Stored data
* * * * *
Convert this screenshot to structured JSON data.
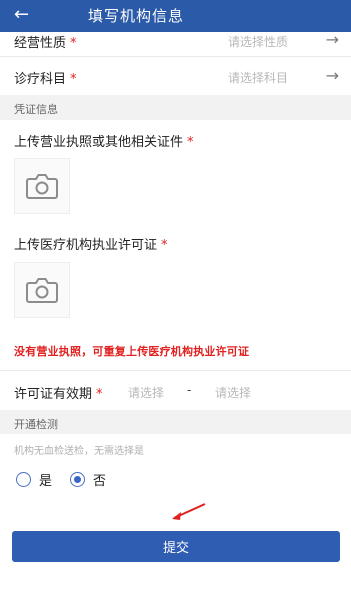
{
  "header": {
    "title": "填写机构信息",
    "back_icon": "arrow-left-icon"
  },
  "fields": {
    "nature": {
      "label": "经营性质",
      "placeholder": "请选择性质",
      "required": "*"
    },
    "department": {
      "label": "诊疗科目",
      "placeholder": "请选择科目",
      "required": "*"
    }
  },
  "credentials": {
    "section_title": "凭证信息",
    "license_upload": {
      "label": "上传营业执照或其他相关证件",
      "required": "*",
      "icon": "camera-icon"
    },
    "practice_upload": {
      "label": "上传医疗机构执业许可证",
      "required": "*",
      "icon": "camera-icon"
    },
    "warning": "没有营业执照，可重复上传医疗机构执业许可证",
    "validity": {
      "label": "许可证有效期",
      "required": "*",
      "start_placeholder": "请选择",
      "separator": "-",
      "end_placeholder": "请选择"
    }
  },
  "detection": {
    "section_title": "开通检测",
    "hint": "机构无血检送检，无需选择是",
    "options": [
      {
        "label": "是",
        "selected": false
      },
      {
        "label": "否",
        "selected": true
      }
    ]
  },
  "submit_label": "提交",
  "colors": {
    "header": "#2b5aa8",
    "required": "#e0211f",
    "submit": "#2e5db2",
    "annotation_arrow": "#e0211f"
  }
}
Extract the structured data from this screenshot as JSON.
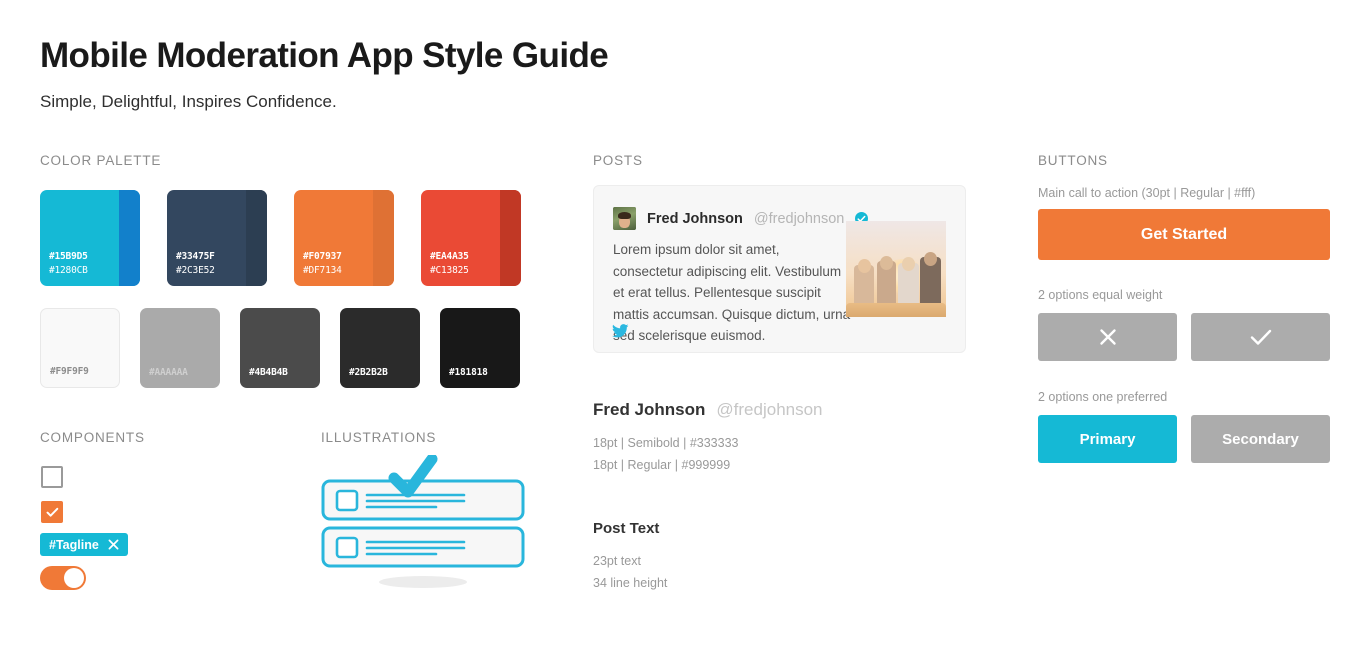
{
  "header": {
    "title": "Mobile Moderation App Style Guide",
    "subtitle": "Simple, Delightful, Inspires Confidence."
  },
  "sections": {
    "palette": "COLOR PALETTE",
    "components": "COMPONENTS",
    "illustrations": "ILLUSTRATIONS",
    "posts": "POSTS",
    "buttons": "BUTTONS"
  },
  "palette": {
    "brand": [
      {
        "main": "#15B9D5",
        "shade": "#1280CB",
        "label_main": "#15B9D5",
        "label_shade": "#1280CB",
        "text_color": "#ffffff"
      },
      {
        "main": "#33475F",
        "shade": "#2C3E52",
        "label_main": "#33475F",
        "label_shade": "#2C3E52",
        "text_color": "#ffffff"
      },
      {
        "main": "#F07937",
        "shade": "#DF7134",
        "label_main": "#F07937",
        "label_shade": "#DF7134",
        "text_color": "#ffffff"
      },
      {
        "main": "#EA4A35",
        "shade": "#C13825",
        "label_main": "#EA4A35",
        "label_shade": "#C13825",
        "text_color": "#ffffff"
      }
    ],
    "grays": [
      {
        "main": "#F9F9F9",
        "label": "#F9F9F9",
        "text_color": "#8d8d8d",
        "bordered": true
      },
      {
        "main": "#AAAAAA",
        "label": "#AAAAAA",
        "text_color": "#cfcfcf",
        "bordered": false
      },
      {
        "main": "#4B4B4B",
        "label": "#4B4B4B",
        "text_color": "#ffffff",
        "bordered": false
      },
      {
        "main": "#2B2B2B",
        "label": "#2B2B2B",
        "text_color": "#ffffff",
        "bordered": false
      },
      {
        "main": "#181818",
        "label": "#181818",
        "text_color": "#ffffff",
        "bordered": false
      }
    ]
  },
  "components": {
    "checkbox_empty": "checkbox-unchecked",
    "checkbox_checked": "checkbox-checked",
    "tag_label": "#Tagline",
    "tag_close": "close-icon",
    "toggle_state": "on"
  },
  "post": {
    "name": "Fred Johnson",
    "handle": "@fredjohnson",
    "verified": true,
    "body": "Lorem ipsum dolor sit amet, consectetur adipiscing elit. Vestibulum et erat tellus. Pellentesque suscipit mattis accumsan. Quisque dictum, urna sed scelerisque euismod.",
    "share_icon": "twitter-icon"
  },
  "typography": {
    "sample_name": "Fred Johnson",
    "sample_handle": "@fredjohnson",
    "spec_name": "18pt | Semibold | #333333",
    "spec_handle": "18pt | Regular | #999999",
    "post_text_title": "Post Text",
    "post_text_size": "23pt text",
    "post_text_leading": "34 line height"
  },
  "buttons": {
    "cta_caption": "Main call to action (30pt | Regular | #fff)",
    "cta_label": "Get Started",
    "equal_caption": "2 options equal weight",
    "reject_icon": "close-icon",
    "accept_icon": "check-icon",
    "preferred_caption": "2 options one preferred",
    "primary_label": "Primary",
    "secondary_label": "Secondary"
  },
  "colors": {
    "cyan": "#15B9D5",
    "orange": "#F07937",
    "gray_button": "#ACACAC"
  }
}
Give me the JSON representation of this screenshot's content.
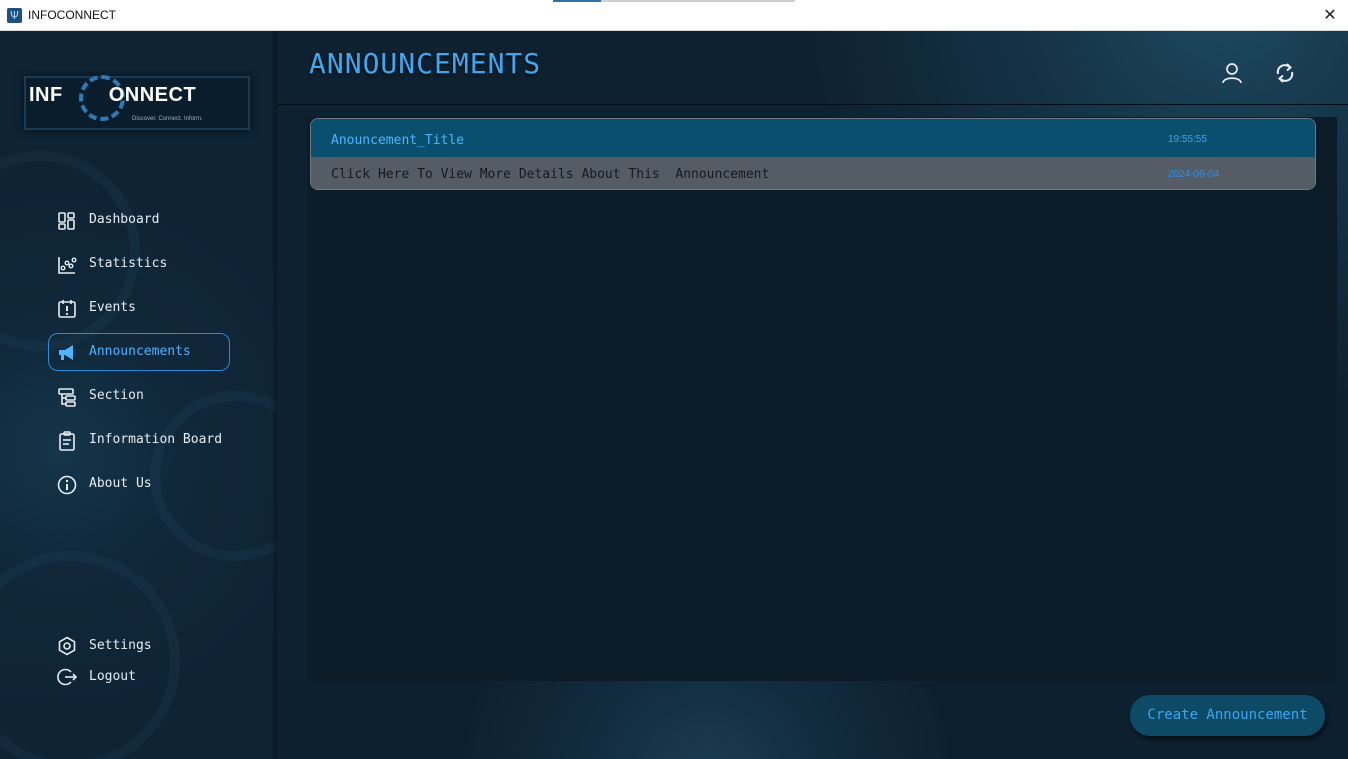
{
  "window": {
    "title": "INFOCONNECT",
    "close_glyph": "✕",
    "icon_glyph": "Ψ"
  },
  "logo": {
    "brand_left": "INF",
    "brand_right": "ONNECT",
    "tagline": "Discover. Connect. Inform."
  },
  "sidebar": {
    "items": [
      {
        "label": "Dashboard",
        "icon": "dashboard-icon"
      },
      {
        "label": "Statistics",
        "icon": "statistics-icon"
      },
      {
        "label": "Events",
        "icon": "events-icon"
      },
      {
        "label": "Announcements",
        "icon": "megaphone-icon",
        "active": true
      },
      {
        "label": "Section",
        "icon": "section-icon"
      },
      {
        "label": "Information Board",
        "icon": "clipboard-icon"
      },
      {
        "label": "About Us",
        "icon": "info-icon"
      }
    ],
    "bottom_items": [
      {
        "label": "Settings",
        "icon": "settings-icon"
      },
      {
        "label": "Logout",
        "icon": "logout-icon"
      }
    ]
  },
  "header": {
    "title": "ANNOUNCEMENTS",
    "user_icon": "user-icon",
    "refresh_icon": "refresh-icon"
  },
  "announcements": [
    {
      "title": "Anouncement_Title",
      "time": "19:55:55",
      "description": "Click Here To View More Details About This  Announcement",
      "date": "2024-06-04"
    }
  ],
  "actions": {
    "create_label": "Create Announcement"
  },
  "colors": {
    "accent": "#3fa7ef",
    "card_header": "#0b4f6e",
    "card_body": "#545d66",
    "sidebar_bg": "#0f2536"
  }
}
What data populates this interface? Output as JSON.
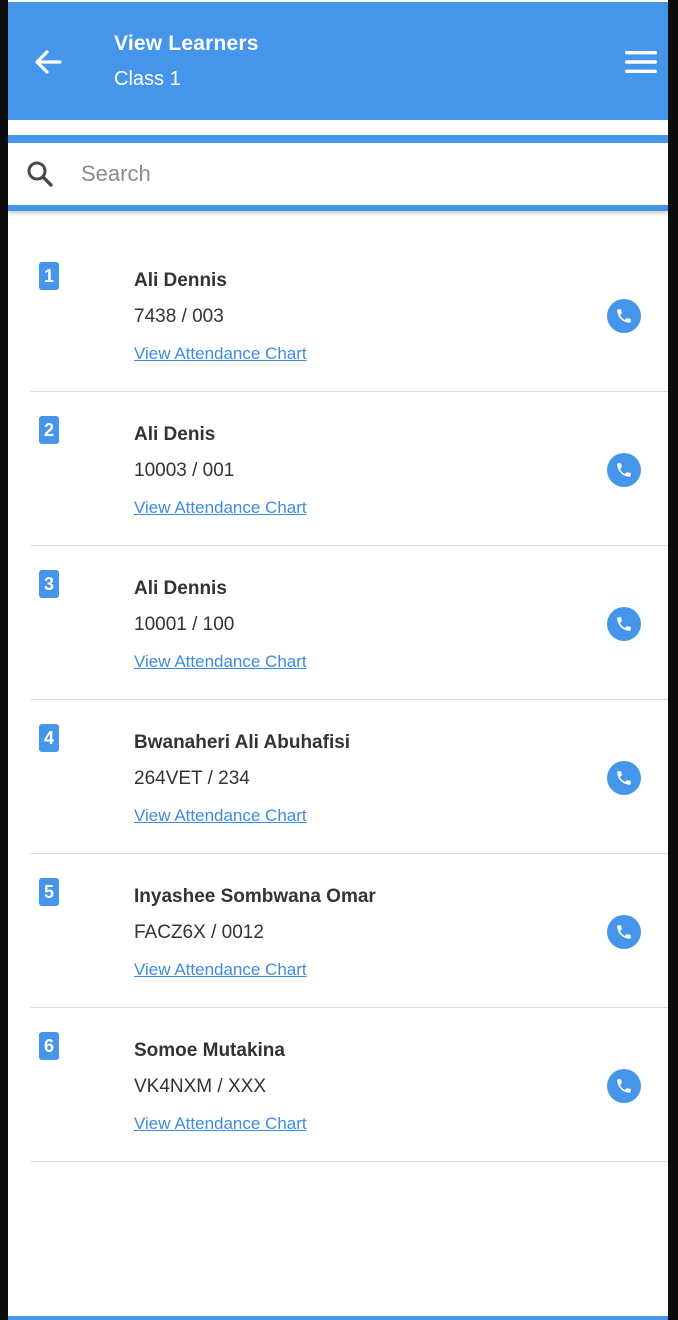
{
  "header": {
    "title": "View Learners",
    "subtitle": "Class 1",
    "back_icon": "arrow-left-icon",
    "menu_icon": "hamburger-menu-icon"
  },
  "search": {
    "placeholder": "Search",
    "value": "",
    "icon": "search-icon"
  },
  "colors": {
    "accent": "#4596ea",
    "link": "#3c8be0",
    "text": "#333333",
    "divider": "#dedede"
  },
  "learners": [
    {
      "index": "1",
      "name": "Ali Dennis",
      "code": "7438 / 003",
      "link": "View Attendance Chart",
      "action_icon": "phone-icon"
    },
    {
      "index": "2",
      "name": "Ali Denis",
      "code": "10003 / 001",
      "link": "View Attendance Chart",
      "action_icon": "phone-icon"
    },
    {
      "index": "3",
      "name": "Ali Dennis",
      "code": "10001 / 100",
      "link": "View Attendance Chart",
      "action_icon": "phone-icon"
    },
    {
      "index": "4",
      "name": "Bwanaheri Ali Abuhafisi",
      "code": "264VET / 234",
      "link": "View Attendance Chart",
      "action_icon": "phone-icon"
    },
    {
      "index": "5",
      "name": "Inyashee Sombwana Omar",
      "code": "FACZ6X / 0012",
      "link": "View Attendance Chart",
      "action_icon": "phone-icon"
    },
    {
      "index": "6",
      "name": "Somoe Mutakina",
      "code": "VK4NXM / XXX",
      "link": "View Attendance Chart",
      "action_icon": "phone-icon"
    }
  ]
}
* * * * *
■ Goal of the exercise
Beginning at the line that contains "What data populates", copy each remaining line of the records exactly, through the final one. Omit the pictures.

■ Solution to the problem
What data populates this interface? Output as JSON.
{
  "header": {
    "title": "View Learners",
    "subtitle": "Class 1",
    "back_icon": "arrow-left-icon",
    "menu_icon": "hamburger-menu-icon"
  },
  "search": {
    "placeholder": "Search",
    "value": "",
    "icon": "search-icon"
  },
  "colors": {
    "accent": "#4596ea",
    "link": "#3c8be0",
    "text": "#333333",
    "divider": "#dedede"
  },
  "learners": [
    {
      "index": "1",
      "name": "Ali Dennis",
      "code": "7438 / 003",
      "link": "View Attendance Chart",
      "action_icon": "phone-icon"
    },
    {
      "index": "2",
      "name": "Ali Denis",
      "code": "10003 / 001",
      "link": "View Attendance Chart",
      "action_icon": "phone-icon"
    },
    {
      "index": "3",
      "name": "Ali Dennis",
      "code": "10001 / 100",
      "link": "View Attendance Chart",
      "action_icon": "phone-icon"
    },
    {
      "index": "4",
      "name": "Bwanaheri Ali Abuhafisi",
      "code": "264VET / 234",
      "link": "View Attendance Chart",
      "action_icon": "phone-icon"
    },
    {
      "index": "5",
      "name": "Inyashee Sombwana Omar",
      "code": "FACZ6X / 0012",
      "link": "View Attendance Chart",
      "action_icon": "phone-icon"
    },
    {
      "index": "6",
      "name": "Somoe Mutakina",
      "code": "VK4NXM / XXX",
      "link": "View Attendance Chart",
      "action_icon": "phone-icon"
    }
  ]
}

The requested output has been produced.